## start DATA ROWS

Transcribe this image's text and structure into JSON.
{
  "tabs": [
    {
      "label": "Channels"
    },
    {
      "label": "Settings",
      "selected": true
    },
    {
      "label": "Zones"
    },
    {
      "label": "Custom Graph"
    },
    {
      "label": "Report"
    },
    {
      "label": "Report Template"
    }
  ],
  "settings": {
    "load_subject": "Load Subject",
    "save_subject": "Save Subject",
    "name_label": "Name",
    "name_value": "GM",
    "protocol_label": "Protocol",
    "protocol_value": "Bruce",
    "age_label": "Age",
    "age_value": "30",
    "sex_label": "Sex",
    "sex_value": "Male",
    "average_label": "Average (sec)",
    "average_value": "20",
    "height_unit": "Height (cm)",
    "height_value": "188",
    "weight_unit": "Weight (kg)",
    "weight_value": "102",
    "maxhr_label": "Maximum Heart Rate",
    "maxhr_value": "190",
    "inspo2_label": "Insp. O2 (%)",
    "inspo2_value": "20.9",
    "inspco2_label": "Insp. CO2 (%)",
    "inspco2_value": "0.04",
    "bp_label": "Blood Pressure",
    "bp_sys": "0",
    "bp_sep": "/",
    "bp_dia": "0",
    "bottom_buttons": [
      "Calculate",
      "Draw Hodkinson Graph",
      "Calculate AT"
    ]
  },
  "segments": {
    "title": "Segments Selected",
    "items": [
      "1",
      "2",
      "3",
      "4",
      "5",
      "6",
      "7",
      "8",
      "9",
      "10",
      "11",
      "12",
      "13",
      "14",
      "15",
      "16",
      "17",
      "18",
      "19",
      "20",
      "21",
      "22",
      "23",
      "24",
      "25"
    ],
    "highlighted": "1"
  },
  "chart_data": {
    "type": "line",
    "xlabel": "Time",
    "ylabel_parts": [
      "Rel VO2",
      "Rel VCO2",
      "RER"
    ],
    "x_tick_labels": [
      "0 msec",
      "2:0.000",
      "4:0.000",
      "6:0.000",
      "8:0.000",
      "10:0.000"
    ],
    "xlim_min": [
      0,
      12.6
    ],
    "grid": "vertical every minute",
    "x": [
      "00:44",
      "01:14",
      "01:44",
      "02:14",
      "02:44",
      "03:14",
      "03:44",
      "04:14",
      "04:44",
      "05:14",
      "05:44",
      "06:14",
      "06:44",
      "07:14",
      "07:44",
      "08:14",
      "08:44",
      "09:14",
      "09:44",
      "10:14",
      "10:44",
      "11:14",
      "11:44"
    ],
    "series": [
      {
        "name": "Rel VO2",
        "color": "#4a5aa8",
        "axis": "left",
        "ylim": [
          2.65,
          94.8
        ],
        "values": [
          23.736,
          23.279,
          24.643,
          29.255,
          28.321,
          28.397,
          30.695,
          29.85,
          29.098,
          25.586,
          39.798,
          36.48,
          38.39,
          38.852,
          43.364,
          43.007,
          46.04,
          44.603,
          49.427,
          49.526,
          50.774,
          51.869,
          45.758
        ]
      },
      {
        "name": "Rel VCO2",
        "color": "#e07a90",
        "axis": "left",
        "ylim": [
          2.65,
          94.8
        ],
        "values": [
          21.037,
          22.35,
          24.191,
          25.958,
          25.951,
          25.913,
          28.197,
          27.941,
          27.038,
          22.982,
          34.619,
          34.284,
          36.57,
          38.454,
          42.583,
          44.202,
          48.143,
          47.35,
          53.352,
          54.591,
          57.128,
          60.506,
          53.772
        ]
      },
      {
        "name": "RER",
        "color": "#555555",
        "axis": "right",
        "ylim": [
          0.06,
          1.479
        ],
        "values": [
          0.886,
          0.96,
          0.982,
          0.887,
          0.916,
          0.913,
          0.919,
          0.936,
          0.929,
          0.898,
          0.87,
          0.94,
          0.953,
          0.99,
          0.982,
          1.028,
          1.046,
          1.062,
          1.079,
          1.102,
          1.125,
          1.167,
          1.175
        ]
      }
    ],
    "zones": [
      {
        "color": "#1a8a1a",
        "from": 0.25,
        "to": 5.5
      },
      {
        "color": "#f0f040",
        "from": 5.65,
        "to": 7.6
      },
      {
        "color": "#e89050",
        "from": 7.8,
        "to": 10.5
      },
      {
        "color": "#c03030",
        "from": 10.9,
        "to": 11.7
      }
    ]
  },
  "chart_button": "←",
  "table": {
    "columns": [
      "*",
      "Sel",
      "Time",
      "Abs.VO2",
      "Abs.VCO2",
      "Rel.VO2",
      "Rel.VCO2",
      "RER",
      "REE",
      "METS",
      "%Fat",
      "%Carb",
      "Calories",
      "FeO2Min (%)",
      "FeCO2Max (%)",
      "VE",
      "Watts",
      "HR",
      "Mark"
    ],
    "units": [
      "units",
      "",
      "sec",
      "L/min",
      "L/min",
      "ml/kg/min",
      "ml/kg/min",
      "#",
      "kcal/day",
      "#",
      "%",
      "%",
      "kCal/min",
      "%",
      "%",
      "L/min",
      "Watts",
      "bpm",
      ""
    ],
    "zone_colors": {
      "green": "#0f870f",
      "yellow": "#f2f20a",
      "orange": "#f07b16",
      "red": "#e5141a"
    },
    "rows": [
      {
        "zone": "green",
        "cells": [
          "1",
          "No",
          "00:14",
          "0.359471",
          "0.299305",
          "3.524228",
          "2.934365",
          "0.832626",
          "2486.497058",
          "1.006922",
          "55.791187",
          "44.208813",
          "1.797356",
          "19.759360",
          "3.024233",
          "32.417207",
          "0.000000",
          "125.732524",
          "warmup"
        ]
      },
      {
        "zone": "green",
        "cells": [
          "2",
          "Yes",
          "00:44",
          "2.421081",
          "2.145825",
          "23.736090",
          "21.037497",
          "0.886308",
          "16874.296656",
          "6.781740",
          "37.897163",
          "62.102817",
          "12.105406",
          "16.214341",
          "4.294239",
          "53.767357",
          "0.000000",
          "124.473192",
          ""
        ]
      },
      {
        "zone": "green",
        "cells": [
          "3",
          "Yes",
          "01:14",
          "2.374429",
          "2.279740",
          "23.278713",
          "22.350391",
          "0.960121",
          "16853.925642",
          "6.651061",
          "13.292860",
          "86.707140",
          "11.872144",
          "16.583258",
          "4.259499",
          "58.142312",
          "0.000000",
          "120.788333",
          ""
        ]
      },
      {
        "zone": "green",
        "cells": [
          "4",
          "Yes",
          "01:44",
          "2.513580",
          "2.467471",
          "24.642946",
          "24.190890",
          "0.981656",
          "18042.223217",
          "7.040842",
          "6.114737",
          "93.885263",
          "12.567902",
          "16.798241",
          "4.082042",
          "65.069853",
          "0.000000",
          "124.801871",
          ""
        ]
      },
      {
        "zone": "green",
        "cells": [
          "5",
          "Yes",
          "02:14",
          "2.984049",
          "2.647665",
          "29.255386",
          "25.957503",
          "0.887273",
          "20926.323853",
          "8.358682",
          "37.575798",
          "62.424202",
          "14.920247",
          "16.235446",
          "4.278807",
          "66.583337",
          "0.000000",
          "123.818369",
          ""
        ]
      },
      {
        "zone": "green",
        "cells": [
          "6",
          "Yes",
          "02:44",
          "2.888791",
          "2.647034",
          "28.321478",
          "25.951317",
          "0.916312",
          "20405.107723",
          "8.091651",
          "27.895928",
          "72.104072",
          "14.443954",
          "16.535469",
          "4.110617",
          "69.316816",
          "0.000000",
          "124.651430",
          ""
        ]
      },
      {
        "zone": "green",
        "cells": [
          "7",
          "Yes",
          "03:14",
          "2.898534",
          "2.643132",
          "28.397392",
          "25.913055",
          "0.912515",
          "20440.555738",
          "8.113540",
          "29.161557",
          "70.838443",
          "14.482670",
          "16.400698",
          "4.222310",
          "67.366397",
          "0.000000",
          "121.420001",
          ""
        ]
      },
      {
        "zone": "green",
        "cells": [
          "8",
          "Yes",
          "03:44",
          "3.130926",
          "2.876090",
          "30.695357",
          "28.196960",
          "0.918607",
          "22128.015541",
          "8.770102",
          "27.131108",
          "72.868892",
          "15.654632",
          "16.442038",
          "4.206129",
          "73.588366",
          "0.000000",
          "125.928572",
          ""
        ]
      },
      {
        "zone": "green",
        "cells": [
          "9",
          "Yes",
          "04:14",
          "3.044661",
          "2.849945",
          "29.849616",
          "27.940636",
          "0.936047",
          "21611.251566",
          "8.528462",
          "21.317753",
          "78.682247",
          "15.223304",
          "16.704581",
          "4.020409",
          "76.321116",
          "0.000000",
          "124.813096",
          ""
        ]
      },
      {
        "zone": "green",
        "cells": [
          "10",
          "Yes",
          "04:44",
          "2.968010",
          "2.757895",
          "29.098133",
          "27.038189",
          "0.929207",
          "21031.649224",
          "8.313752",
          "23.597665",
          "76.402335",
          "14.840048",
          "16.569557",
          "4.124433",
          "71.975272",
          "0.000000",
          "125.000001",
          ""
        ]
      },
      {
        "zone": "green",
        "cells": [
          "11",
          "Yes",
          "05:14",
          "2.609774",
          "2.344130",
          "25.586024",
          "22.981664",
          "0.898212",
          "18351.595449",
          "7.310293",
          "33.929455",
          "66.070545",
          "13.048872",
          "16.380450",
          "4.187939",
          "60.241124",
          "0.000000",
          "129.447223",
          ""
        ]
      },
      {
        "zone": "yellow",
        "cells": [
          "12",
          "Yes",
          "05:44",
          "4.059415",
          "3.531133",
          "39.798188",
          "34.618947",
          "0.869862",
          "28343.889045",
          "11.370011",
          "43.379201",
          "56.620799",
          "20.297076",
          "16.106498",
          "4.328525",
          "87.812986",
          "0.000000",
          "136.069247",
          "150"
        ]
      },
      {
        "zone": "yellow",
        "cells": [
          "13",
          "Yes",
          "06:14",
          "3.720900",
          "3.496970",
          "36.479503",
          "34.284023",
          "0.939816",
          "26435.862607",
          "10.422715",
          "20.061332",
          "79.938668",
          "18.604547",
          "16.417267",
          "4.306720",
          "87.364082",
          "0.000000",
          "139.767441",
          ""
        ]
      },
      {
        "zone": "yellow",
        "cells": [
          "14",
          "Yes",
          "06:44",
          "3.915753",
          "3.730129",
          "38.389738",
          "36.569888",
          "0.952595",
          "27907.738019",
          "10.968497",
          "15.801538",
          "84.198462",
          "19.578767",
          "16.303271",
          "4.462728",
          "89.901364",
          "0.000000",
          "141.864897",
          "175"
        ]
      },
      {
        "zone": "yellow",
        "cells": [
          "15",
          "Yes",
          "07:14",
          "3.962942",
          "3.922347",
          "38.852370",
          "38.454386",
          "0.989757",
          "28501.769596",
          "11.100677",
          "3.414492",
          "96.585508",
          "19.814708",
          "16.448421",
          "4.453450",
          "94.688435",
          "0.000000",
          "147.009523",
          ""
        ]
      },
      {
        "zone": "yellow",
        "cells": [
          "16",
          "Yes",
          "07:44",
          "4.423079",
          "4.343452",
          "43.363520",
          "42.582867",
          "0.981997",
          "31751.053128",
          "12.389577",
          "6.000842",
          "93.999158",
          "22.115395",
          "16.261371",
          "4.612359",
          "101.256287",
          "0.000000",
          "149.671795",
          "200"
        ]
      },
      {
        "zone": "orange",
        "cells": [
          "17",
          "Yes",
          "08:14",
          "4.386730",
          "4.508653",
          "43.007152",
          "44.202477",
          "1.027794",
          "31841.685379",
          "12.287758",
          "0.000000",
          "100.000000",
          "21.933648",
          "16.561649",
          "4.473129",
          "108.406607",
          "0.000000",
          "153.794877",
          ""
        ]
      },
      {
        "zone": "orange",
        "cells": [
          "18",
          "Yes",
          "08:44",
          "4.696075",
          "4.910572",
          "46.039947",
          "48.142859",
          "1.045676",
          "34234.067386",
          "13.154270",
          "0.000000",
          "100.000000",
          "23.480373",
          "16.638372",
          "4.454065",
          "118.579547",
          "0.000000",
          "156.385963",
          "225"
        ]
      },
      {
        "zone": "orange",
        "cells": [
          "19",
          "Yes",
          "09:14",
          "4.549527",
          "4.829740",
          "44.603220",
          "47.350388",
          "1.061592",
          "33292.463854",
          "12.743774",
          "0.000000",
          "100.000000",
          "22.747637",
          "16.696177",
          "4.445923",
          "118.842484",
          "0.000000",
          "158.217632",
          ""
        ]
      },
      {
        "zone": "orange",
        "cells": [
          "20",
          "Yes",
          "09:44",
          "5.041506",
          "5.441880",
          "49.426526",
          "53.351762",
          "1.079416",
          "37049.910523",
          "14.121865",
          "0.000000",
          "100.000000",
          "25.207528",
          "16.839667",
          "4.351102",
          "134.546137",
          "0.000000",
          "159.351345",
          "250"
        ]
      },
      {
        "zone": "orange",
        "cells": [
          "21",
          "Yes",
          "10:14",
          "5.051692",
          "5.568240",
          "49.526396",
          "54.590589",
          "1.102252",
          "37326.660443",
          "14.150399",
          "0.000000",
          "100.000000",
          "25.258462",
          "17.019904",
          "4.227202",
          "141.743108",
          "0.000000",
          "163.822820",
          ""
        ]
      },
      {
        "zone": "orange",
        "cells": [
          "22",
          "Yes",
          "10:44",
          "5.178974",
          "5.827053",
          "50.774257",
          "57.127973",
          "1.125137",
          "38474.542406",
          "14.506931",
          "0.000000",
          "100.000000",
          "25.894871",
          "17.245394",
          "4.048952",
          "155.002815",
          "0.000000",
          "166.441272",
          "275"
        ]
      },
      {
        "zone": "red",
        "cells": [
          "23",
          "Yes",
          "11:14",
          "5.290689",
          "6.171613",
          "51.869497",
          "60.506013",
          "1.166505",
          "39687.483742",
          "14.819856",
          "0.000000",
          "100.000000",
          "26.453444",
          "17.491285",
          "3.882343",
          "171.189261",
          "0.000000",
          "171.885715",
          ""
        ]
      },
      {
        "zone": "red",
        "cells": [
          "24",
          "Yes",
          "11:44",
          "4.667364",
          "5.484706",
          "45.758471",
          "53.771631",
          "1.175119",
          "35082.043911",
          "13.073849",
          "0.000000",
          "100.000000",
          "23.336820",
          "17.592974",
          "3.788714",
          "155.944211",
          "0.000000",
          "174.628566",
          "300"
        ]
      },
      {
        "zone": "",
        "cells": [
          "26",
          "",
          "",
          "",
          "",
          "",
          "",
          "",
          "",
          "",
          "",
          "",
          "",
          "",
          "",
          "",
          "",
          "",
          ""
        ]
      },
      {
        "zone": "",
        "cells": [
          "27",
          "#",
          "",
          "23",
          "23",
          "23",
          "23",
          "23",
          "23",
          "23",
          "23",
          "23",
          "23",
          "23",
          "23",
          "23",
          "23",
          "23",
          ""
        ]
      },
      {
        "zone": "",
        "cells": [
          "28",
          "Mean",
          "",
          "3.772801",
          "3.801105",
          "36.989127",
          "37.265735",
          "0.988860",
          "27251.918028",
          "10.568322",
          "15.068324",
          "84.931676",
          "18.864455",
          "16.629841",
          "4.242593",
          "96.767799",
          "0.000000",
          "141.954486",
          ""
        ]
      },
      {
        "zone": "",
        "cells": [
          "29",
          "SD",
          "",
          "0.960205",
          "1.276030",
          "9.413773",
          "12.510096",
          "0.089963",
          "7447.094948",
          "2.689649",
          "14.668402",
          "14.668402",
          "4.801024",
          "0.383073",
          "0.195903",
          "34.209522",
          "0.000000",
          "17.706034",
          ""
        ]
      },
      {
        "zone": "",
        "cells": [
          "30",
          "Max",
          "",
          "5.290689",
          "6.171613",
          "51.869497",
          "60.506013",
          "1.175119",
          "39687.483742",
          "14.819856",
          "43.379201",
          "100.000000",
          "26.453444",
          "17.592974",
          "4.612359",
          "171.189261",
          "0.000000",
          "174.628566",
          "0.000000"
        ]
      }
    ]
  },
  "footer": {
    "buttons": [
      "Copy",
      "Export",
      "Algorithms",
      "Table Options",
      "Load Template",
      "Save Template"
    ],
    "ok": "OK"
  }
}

## end DATA ROWS

WORK TO BE COMPLETED: Pick out every line above that contains the word "Subject" and copy it.

SOLUTION TO THIS PROBLEM:
    "load_subject": "Load Subject",
    "save_subject": "Save Subject",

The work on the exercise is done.